**Task to carry out**:
Reproduce the lines from the very first one up to and including the line that contains "- database-icon: [358, 95, 372, 109]".

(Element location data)
▬▬▬▬▬▬
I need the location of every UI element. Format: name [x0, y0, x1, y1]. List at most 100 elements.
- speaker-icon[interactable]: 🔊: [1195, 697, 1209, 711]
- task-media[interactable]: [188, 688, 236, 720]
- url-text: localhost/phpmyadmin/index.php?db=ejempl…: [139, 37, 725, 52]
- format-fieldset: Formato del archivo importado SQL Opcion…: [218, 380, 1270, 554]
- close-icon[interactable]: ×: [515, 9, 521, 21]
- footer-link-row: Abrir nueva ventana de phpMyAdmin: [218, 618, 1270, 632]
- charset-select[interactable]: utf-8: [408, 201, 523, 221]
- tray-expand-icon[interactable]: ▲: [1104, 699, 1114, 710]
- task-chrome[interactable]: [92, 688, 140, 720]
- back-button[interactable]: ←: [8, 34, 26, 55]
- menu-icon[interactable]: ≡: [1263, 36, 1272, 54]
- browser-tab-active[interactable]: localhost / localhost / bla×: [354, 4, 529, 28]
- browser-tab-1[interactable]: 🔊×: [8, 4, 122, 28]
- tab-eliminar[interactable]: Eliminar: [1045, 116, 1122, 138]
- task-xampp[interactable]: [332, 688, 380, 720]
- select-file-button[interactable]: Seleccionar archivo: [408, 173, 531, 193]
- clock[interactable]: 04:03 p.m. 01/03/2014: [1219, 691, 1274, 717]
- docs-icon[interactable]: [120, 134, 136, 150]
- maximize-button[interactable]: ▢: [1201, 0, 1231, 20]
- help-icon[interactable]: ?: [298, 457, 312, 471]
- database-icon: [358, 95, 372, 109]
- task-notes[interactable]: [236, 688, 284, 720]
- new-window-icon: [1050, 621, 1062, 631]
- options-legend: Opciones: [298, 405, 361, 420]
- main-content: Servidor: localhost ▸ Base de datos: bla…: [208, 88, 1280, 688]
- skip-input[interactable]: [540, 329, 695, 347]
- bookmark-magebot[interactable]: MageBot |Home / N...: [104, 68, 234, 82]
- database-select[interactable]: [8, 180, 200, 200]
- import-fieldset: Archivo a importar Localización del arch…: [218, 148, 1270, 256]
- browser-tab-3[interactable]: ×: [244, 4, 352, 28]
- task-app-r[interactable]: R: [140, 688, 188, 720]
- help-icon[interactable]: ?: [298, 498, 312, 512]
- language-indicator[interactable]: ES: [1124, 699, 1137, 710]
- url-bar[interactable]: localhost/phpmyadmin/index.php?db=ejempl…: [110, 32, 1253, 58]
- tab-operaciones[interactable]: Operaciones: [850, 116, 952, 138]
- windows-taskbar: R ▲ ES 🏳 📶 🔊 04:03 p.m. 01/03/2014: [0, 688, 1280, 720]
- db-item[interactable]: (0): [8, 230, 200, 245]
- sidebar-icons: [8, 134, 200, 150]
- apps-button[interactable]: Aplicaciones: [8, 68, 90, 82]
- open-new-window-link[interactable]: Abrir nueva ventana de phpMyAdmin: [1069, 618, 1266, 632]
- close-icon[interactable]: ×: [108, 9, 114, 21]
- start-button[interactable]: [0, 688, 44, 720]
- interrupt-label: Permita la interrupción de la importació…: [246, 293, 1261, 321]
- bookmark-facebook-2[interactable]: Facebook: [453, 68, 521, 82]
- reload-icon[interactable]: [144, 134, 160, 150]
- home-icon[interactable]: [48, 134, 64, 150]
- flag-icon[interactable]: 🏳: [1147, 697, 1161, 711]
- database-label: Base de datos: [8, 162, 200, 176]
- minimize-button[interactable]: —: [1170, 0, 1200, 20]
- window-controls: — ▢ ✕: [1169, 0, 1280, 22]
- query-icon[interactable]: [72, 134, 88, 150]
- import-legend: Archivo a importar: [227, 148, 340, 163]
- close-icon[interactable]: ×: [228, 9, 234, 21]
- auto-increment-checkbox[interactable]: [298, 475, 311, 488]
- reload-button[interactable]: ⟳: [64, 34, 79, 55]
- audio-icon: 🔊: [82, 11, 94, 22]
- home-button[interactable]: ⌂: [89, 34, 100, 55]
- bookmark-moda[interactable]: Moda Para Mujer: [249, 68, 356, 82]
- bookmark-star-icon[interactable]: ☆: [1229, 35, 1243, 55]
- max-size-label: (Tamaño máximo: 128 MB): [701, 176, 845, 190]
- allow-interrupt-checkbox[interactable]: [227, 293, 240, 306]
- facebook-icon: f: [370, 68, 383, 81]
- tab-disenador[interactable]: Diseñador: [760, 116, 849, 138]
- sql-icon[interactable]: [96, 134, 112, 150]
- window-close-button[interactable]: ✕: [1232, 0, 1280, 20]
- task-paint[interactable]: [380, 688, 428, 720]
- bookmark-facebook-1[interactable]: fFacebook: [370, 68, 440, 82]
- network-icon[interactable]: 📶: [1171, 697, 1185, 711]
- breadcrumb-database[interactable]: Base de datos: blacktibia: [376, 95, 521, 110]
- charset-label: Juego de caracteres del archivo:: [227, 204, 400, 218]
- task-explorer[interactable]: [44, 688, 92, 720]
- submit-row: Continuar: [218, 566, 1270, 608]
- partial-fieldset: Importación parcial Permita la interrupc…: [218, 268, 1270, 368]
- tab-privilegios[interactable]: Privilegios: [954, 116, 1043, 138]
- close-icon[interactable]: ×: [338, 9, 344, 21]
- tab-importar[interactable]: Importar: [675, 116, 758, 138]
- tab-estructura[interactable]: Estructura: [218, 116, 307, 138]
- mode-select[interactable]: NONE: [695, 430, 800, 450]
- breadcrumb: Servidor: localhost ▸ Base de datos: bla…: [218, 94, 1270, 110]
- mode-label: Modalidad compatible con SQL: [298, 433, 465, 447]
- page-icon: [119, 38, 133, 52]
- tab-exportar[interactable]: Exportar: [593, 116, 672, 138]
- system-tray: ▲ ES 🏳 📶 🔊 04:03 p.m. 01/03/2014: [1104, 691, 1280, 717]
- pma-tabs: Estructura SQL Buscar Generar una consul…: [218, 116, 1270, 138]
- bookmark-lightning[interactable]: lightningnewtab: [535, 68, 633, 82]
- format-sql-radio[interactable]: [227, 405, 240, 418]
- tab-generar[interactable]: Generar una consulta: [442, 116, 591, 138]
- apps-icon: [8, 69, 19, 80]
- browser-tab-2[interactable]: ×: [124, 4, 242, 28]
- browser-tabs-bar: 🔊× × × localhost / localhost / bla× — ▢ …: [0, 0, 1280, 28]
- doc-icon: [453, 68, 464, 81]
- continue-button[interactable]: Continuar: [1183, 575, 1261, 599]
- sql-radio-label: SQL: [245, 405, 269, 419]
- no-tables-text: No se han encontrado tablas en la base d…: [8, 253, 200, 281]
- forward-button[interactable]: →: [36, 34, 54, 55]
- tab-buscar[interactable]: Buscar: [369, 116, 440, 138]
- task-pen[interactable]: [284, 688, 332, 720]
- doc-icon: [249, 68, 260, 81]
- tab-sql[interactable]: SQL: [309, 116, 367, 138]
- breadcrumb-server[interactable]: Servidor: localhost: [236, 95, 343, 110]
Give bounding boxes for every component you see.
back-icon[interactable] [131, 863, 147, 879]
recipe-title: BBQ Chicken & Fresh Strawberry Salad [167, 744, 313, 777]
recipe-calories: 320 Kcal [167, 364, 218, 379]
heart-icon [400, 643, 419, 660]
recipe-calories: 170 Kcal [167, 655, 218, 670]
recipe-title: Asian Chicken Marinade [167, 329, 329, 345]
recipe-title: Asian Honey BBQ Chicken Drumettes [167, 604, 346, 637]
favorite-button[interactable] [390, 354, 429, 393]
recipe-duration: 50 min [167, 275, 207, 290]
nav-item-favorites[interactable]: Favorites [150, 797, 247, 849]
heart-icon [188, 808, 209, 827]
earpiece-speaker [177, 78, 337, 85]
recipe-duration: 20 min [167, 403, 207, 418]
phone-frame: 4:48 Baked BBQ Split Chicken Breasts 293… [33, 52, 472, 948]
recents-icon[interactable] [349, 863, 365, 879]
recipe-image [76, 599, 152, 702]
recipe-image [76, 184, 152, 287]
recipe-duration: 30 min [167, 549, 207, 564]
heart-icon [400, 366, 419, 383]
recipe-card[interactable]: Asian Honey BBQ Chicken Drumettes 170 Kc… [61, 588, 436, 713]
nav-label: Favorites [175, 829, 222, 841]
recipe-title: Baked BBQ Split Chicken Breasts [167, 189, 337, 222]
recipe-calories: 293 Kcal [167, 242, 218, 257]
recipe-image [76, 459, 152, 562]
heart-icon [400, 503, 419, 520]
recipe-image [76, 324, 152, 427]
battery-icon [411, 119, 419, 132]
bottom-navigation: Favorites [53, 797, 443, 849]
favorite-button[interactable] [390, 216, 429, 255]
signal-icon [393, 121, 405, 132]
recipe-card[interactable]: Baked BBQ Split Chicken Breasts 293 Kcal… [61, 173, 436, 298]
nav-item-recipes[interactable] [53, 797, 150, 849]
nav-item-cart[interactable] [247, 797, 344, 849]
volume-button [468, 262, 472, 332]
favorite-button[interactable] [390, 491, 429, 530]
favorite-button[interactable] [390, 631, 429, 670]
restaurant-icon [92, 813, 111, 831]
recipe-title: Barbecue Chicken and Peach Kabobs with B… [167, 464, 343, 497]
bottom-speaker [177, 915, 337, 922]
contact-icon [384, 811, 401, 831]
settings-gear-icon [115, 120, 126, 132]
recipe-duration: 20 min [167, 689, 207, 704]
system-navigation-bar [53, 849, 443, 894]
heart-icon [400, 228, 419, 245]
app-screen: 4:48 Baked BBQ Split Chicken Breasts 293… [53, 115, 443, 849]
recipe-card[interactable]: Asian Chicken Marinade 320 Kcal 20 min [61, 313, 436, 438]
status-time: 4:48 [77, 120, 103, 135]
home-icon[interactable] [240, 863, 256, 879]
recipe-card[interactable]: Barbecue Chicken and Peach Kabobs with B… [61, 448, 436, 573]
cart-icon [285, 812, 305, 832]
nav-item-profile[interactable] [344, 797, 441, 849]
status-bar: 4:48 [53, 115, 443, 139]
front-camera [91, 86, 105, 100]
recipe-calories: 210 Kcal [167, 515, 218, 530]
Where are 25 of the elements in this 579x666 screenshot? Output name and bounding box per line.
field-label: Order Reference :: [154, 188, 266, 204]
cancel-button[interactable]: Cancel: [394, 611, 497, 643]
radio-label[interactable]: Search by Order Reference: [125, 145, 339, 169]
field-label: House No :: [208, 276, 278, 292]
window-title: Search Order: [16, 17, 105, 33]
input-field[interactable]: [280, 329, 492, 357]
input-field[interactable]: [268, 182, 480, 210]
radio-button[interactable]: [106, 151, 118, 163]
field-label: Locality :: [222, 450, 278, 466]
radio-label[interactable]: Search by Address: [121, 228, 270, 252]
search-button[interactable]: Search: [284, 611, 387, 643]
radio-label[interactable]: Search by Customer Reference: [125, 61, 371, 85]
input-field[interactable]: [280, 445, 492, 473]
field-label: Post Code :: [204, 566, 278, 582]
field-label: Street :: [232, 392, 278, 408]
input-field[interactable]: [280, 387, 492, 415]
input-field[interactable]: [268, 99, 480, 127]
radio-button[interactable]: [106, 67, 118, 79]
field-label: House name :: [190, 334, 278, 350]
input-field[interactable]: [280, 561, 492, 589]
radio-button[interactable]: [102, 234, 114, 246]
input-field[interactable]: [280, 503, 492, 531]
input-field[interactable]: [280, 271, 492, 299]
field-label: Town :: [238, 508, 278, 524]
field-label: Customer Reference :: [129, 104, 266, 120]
▬▬▬▬▬▬
**Correct output**:
I need the location of every UI element. Format: name [x0, y0, x1, y1]. List at most 100 elements.
- speaker-icon[interactable]: 🔊: [1195, 697, 1209, 711]
- task-media[interactable]: [188, 688, 236, 720]
- url-text: localhost/phpmyadmin/index.php?db=ejempl…: [139, 37, 725, 52]
- format-fieldset: Formato del archivo importado SQL Opcion…: [218, 380, 1270, 554]
- close-icon[interactable]: ×: [515, 9, 521, 21]
- footer-link-row: Abrir nueva ventana de phpMyAdmin: [218, 618, 1270, 632]
- charset-select[interactable]: utf-8: [408, 201, 523, 221]
- tray-expand-icon[interactable]: ▲: [1104, 699, 1114, 710]
- task-chrome[interactable]: [92, 688, 140, 720]
- back-button[interactable]: ←: [8, 34, 26, 55]
- menu-icon[interactable]: ≡: [1263, 36, 1272, 54]
- browser-tab-active[interactable]: localhost / localhost / bla×: [354, 4, 529, 28]
- browser-tab-1[interactable]: 🔊×: [8, 4, 122, 28]
- tab-eliminar[interactable]: Eliminar: [1045, 116, 1122, 138]
- task-xampp[interactable]: [332, 688, 380, 720]
- select-file-button[interactable]: Seleccionar archivo: [408, 173, 531, 193]
- clock[interactable]: 04:03 p.m. 01/03/2014: [1219, 691, 1274, 717]
- docs-icon[interactable]: [120, 134, 136, 150]
- maximize-button[interactable]: ▢: [1201, 0, 1231, 20]
- help-icon[interactable]: ?: [298, 457, 312, 471]
- database-icon: [358, 95, 372, 109]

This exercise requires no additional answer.